Given instruction:
Exclude all pictures, then copy each of the records exactly as written.

Raw records:
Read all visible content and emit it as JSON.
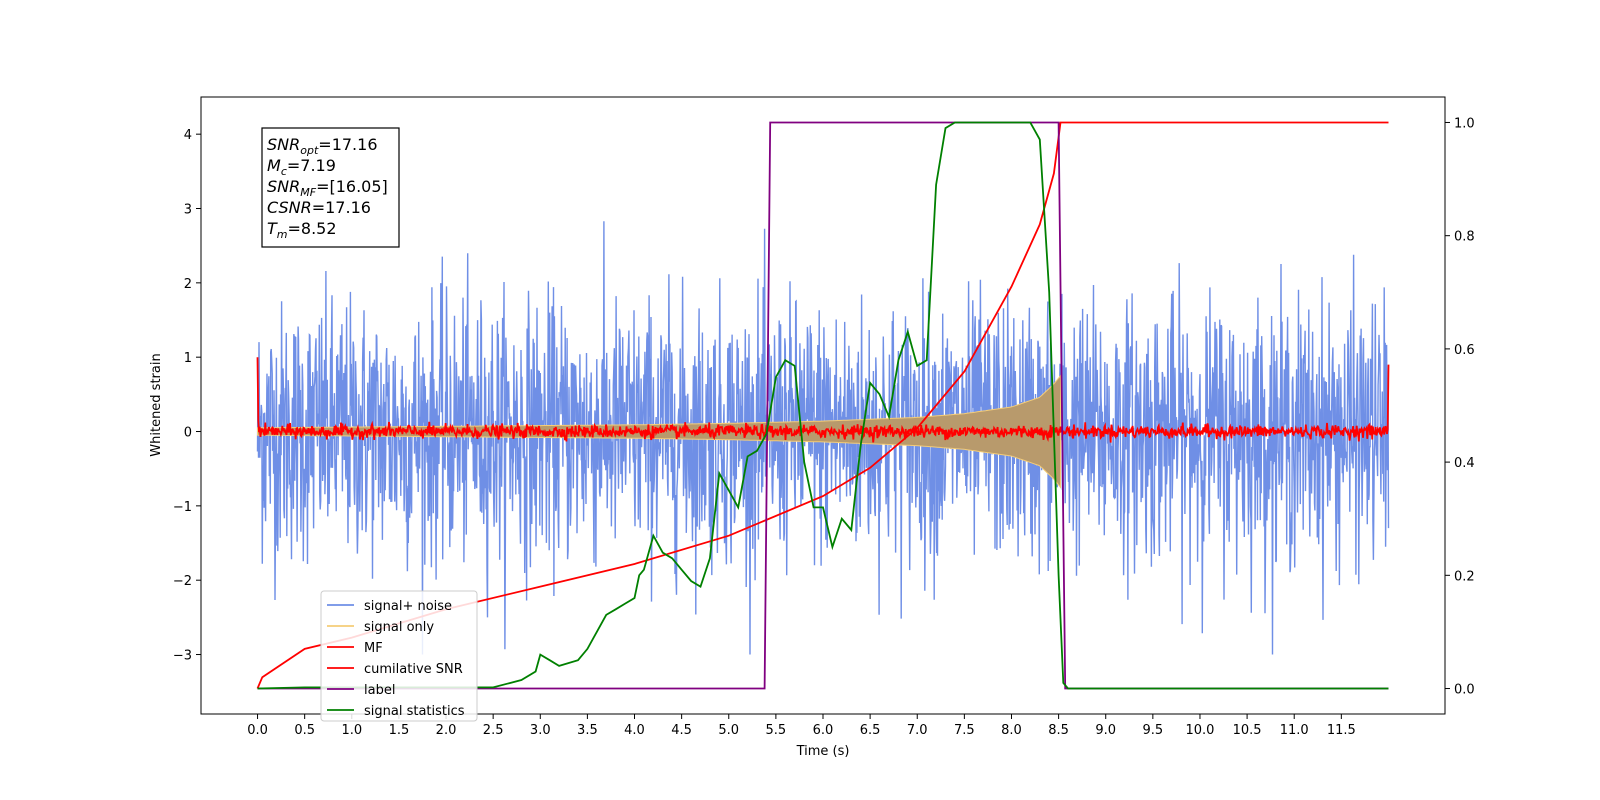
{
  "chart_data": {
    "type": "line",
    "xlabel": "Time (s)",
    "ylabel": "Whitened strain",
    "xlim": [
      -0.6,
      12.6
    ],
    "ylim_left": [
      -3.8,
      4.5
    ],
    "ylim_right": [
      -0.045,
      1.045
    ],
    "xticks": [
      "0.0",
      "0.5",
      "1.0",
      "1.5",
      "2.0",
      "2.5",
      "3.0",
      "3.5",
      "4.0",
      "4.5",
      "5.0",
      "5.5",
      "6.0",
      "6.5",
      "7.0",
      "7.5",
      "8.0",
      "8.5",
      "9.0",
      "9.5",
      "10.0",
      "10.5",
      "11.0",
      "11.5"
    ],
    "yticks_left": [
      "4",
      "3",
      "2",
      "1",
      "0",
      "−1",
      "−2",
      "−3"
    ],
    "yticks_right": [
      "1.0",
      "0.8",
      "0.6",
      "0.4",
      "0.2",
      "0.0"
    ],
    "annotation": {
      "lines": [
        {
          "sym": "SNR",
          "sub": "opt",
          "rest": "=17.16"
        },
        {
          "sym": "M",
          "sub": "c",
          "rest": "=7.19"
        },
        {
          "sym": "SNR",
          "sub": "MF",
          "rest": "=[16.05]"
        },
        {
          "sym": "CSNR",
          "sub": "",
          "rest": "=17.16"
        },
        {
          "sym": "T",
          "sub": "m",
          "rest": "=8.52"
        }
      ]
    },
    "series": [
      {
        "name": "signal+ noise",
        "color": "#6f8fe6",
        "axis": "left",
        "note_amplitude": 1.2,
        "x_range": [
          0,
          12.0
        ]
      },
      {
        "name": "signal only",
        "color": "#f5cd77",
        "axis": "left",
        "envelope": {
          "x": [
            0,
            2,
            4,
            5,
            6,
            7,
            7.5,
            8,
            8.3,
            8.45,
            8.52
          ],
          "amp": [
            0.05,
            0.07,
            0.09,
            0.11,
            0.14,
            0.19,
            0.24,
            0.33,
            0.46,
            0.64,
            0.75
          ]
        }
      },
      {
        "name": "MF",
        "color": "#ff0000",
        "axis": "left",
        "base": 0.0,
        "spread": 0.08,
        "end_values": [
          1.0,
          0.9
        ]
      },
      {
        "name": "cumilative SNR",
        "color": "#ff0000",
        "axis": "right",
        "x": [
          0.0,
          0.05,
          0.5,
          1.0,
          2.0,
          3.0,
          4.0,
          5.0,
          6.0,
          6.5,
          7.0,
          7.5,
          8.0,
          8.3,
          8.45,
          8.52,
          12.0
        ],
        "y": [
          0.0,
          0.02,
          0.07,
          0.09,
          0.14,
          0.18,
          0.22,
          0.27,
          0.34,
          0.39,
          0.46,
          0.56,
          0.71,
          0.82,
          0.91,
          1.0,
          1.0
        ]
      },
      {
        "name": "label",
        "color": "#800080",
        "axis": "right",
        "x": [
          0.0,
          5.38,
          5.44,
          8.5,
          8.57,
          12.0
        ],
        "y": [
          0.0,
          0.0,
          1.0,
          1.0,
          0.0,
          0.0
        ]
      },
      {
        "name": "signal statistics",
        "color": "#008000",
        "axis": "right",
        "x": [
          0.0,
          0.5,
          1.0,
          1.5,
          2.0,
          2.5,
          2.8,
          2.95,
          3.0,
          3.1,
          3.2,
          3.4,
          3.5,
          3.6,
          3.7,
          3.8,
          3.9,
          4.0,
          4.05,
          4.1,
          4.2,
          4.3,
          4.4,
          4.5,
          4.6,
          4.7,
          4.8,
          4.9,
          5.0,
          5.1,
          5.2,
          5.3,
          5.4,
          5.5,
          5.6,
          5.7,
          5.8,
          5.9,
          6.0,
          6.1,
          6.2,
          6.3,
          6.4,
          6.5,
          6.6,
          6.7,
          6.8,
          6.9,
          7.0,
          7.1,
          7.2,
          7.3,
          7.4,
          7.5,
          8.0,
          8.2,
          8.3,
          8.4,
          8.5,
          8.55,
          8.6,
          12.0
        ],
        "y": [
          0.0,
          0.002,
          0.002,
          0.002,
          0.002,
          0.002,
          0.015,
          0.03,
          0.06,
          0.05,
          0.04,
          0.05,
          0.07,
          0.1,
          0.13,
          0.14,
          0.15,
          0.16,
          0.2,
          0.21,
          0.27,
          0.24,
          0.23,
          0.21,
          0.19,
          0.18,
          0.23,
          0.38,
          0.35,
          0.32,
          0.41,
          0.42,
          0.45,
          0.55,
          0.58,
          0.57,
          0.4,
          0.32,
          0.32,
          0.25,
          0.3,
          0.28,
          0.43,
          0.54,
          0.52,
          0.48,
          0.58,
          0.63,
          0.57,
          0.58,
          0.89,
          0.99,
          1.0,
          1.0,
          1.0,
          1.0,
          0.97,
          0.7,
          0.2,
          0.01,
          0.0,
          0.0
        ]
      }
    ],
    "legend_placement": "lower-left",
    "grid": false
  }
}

Solution below:
Read all visible content and emit it as JSON.
{
  "chart_data": {
    "type": "line",
    "xlabel": "Time (s)",
    "ylabel": "Whitened strain",
    "xlim": [
      -0.6,
      12.6
    ],
    "ylim_left": [
      -3.8,
      4.5
    ],
    "ylim_right": [
      -0.045,
      1.045
    ],
    "xticks": [
      "0.0",
      "0.5",
      "1.0",
      "1.5",
      "2.0",
      "2.5",
      "3.0",
      "3.5",
      "4.0",
      "4.5",
      "5.0",
      "5.5",
      "6.0",
      "6.5",
      "7.0",
      "7.5",
      "8.0",
      "8.5",
      "9.0",
      "9.5",
      "10.0",
      "10.5",
      "11.0",
      "11.5"
    ],
    "yticks_left": [
      "4",
      "3",
      "2",
      "1",
      "0",
      "−1",
      "−2",
      "−3"
    ],
    "yticks_right": [
      "1.0",
      "0.8",
      "0.6",
      "0.4",
      "0.2",
      "0.0"
    ],
    "annotation": {
      "lines": [
        {
          "sym": "SNR",
          "sub": "opt",
          "rest": "=17.16"
        },
        {
          "sym": "M",
          "sub": "c",
          "rest": "=7.19"
        },
        {
          "sym": "SNR",
          "sub": "MF",
          "rest": "=[16.05]"
        },
        {
          "sym": "CSNR",
          "sub": "",
          "rest": "=17.16"
        },
        {
          "sym": "T",
          "sub": "m",
          "rest": "=8.52"
        }
      ]
    },
    "series": [
      {
        "name": "signal+ noise",
        "color": "#6f8fe6",
        "axis": "left",
        "note_amplitude": 1.2,
        "x_range": [
          0,
          12.0
        ]
      },
      {
        "name": "signal only",
        "color": "#f5cd77",
        "axis": "left",
        "envelope": {
          "x": [
            0,
            2,
            4,
            5,
            6,
            7,
            7.5,
            8,
            8.3,
            8.45,
            8.52
          ],
          "amp": [
            0.05,
            0.07,
            0.09,
            0.11,
            0.14,
            0.19,
            0.24,
            0.33,
            0.46,
            0.64,
            0.75
          ]
        }
      },
      {
        "name": "MF",
        "color": "#ff0000",
        "axis": "left",
        "base": 0.0,
        "spread": 0.08,
        "end_values": [
          1.0,
          0.9
        ]
      },
      {
        "name": "cumilative SNR",
        "color": "#ff0000",
        "axis": "right",
        "x": [
          0.0,
          0.05,
          0.5,
          1.0,
          2.0,
          3.0,
          4.0,
          5.0,
          6.0,
          6.5,
          7.0,
          7.5,
          8.0,
          8.3,
          8.45,
          8.52,
          12.0
        ],
        "y": [
          0.0,
          0.02,
          0.07,
          0.09,
          0.14,
          0.18,
          0.22,
          0.27,
          0.34,
          0.39,
          0.46,
          0.56,
          0.71,
          0.82,
          0.91,
          1.0,
          1.0
        ]
      },
      {
        "name": "label",
        "color": "#800080",
        "axis": "right",
        "x": [
          0.0,
          5.38,
          5.44,
          8.5,
          8.57,
          12.0
        ],
        "y": [
          0.0,
          0.0,
          1.0,
          1.0,
          0.0,
          0.0
        ]
      },
      {
        "name": "signal statistics",
        "color": "#008000",
        "axis": "right",
        "x": [
          0.0,
          0.5,
          1.0,
          1.5,
          2.0,
          2.5,
          2.8,
          2.95,
          3.0,
          3.1,
          3.2,
          3.4,
          3.5,
          3.6,
          3.7,
          3.8,
          3.9,
          4.0,
          4.05,
          4.1,
          4.2,
          4.3,
          4.4,
          4.5,
          4.6,
          4.7,
          4.8,
          4.9,
          5.0,
          5.1,
          5.2,
          5.3,
          5.4,
          5.5,
          5.6,
          5.7,
          5.8,
          5.9,
          6.0,
          6.1,
          6.2,
          6.3,
          6.4,
          6.5,
          6.6,
          6.7,
          6.8,
          6.9,
          7.0,
          7.1,
          7.2,
          7.3,
          7.4,
          7.5,
          8.0,
          8.2,
          8.3,
          8.4,
          8.5,
          8.55,
          8.6,
          12.0
        ],
        "y": [
          0.0,
          0.002,
          0.002,
          0.002,
          0.002,
          0.002,
          0.015,
          0.03,
          0.06,
          0.05,
          0.04,
          0.05,
          0.07,
          0.1,
          0.13,
          0.14,
          0.15,
          0.16,
          0.2,
          0.21,
          0.27,
          0.24,
          0.23,
          0.21,
          0.19,
          0.18,
          0.23,
          0.38,
          0.35,
          0.32,
          0.41,
          0.42,
          0.45,
          0.55,
          0.58,
          0.57,
          0.4,
          0.32,
          0.32,
          0.25,
          0.3,
          0.28,
          0.43,
          0.54,
          0.52,
          0.48,
          0.58,
          0.63,
          0.57,
          0.58,
          0.89,
          0.99,
          1.0,
          1.0,
          1.0,
          1.0,
          0.97,
          0.7,
          0.2,
          0.01,
          0.0,
          0.0
        ]
      }
    ],
    "legend_placement": "lower-left",
    "grid": false
  }
}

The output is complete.